Task to complete =
For each line below that contains the string "Pernambuco", copy that line.

Material for this exercise =
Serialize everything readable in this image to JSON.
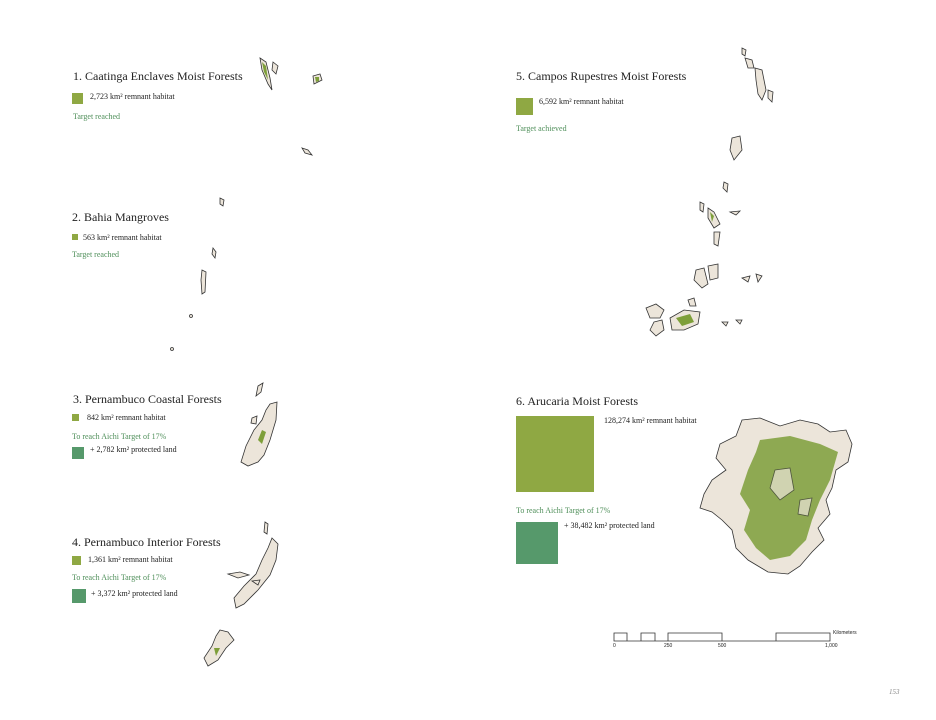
{
  "sections": [
    {
      "title": "1. Caatinga Enclaves Moist Forests",
      "remnant": "2,723 km² remnant habitat",
      "status": "Target reached"
    },
    {
      "title": "2. Bahia Mangroves",
      "remnant": "563 km² remnant habitat",
      "status": "Target reached"
    },
    {
      "title": "3. Pernambuco Coastal Forests",
      "remnant": "842 km² remnant habitat",
      "status": "To reach Aichi Target of 17%",
      "protected": "+ 2,782 km² protected land"
    },
    {
      "title": "4. Pernambuco Interior Forests",
      "remnant": "1,361 km² remnant habitat",
      "status": "To reach Aichi Target of 17%",
      "protected": "+ 3,372 km² protected land"
    },
    {
      "title": "5. Campos Rupestres Moist Forests",
      "remnant": "6,592 km² remnant habitat",
      "status": "Target achieved"
    },
    {
      "title": "6. Arucaria Moist Forests",
      "remnant": "128,274 km² remnant habitat",
      "status": "To reach Aichi Target of 17%",
      "protected": "+ 38,482 km² protected land"
    }
  ],
  "scale": {
    "unit": "Kilometers",
    "ticks": [
      "0",
      "250",
      "500",
      "1,000"
    ]
  },
  "page_number": "153"
}
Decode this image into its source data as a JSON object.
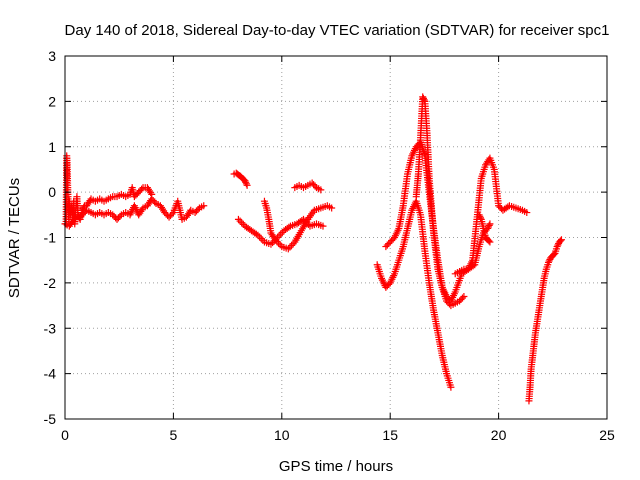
{
  "chart_data": {
    "type": "scatter",
    "title": "Day 140 of 2018, Sidereal Day-to-day VTEC variation (SDTVAR) for receiver spc1",
    "xlabel": "GPS time / hours",
    "ylabel": "SDTVAR / TECUs",
    "xlim": [
      0,
      25
    ],
    "ylim": [
      -5,
      3
    ],
    "xticks": [
      "0",
      "5",
      "10",
      "15",
      "20",
      "25"
    ],
    "yticks": [
      "-5",
      "-4",
      "-3",
      "-2",
      "-1",
      "0",
      "1",
      "2",
      "3"
    ],
    "grid": true,
    "marker": "+",
    "colors": {
      "series": "#ff0000",
      "grid": "#a0a0a0",
      "axis": "#000000"
    },
    "series": [
      {
        "x": [
          0.05,
          0.08,
          0.1,
          0.12,
          0.15,
          0.18,
          0.2,
          0.25,
          0.3,
          0.35,
          0.4,
          0.45,
          0.5,
          0.55,
          0.6,
          0.7,
          0.8,
          0.9,
          1.0,
          1.2,
          1.4,
          1.6,
          1.8,
          2.0,
          2.2,
          2.4,
          2.6,
          2.8,
          3.0,
          3.1,
          3.2,
          3.4,
          3.6,
          3.8,
          4.0
        ],
        "y": [
          -0.7,
          0.8,
          0.6,
          0.2,
          -0.3,
          -0.6,
          -0.2,
          -0.5,
          -0.3,
          -0.6,
          -0.2,
          -0.7,
          -0.4,
          -0.1,
          -0.5,
          -0.6,
          -0.4,
          -0.3,
          -0.3,
          -0.15,
          -0.2,
          -0.15,
          -0.2,
          -0.15,
          -0.1,
          -0.1,
          -0.05,
          -0.1,
          -0.05,
          0.1,
          -0.1,
          0.0,
          0.1,
          0.1,
          -0.05
        ]
      },
      {
        "x": [
          0.0,
          0.2,
          0.4,
          0.6,
          0.8,
          1.0,
          1.2,
          1.4,
          1.6,
          1.8,
          2.0,
          2.2,
          2.4,
          2.6,
          2.8,
          3.0,
          3.2,
          3.4,
          3.6,
          3.8,
          4.0,
          4.2,
          4.4,
          4.6,
          4.8,
          5.0,
          5.2,
          5.4,
          5.6,
          5.8,
          6.0,
          6.2,
          6.4
        ],
        "y": [
          -0.7,
          -0.75,
          -0.6,
          -0.55,
          -0.5,
          -0.4,
          -0.45,
          -0.5,
          -0.45,
          -0.5,
          -0.45,
          -0.5,
          -0.6,
          -0.5,
          -0.45,
          -0.5,
          -0.3,
          -0.5,
          -0.35,
          -0.3,
          -0.15,
          -0.25,
          -0.3,
          -0.45,
          -0.55,
          -0.45,
          -0.2,
          -0.6,
          -0.55,
          -0.4,
          -0.45,
          -0.35,
          -0.3
        ]
      },
      {
        "x": [
          7.8,
          7.9,
          8.0,
          8.1,
          8.2,
          8.3,
          8.4
        ],
        "y": [
          0.4,
          0.42,
          0.38,
          0.35,
          0.3,
          0.25,
          0.15
        ]
      },
      {
        "x": [
          8.0,
          8.3,
          8.6,
          8.9,
          9.2,
          9.5,
          9.8,
          10.1,
          10.4,
          10.7,
          11.0,
          11.3,
          11.6,
          11.9
        ],
        "y": [
          -0.6,
          -0.75,
          -0.85,
          -0.95,
          -1.1,
          -1.15,
          -1.0,
          -0.85,
          -0.75,
          -0.7,
          -0.6,
          -0.75,
          -0.7,
          -0.75
        ]
      },
      {
        "x": [
          9.2,
          9.3,
          9.4,
          9.5,
          9.7,
          10.0,
          10.3,
          10.6,
          10.9,
          11.2,
          11.5,
          11.8,
          12.1,
          12.3
        ],
        "y": [
          -0.2,
          -0.35,
          -0.6,
          -0.9,
          -1.05,
          -1.2,
          -1.25,
          -1.1,
          -0.85,
          -0.6,
          -0.4,
          -0.35,
          -0.3,
          -0.35
        ]
      },
      {
        "x": [
          10.6,
          10.8,
          11.0,
          11.2,
          11.4,
          11.6,
          11.8
        ],
        "y": [
          0.1,
          0.15,
          0.1,
          0.15,
          0.2,
          0.1,
          0.05
        ]
      },
      {
        "x": [
          14.4,
          14.6,
          14.8,
          15.0,
          15.2,
          15.4,
          15.6,
          15.8,
          16.0,
          16.2,
          16.4,
          16.6,
          16.8,
          17.0,
          17.2,
          17.4,
          17.6,
          17.8
        ],
        "y": [
          -1.6,
          -1.9,
          -2.1,
          -2.0,
          -1.8,
          -1.5,
          -1.2,
          -0.8,
          -0.4,
          -0.2,
          -0.5,
          -1.3,
          -2.0,
          -2.6,
          -3.1,
          -3.6,
          -4.0,
          -4.3
        ]
      },
      {
        "x": [
          14.8,
          15.0,
          15.2,
          15.4,
          15.6,
          15.8,
          16.0,
          16.2,
          16.4,
          16.6,
          16.8,
          17.0,
          17.2,
          17.4,
          17.6,
          17.8,
          18.0,
          18.2,
          18.4
        ],
        "y": [
          -1.2,
          -1.1,
          -1.0,
          -0.8,
          -0.3,
          0.4,
          0.8,
          1.0,
          1.1,
          0.8,
          0.0,
          -0.8,
          -1.5,
          -2.1,
          -2.4,
          -2.5,
          -2.45,
          -2.4,
          -2.3
        ]
      },
      {
        "x": [
          16.2,
          16.3,
          16.4,
          16.5,
          16.6,
          16.7,
          16.8,
          17.0,
          17.2,
          17.4,
          17.6,
          17.8,
          18.0,
          18.3,
          18.6,
          18.9,
          19.1,
          19.3,
          19.5,
          19.6
        ],
        "y": [
          -0.1,
          0.4,
          1.2,
          2.1,
          2.0,
          1.3,
          0.3,
          -0.9,
          -1.7,
          -2.1,
          -2.3,
          -2.4,
          -2.2,
          -1.8,
          -1.7,
          -1.6,
          -1.2,
          -0.9,
          -0.8,
          -0.7
        ]
      },
      {
        "x": [
          18.0,
          18.2,
          18.4,
          18.6,
          18.8,
          19.0,
          19.2,
          19.4,
          19.6,
          19.8,
          20.0,
          20.2,
          20.5,
          20.8,
          21.1,
          21.3
        ],
        "y": [
          -1.8,
          -1.75,
          -1.7,
          -1.7,
          -1.5,
          -0.6,
          0.3,
          0.6,
          0.75,
          0.5,
          -0.3,
          -0.4,
          -0.3,
          -0.35,
          -0.4,
          -0.45
        ]
      },
      {
        "x": [
          19.1,
          19.2,
          19.3,
          19.4,
          19.5,
          19.6
        ],
        "y": [
          -0.5,
          -0.6,
          -0.8,
          -1.0,
          -1.05,
          -1.1
        ]
      },
      {
        "x": [
          21.4,
          21.45,
          21.5,
          21.6,
          21.7,
          21.8,
          21.9,
          22.0,
          22.1,
          22.2,
          22.3,
          22.4,
          22.5,
          22.6,
          22.7,
          22.8,
          22.9
        ],
        "y": [
          -4.6,
          -4.3,
          -3.9,
          -3.5,
          -3.1,
          -2.8,
          -2.5,
          -2.2,
          -1.9,
          -1.7,
          -1.55,
          -1.45,
          -1.4,
          -1.35,
          -1.2,
          -1.1,
          -1.05
        ]
      }
    ]
  }
}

Result below =
      "title": "3. Pernambuco Coastal Forests",
      "title": "4. Pernambuco Interior Forests",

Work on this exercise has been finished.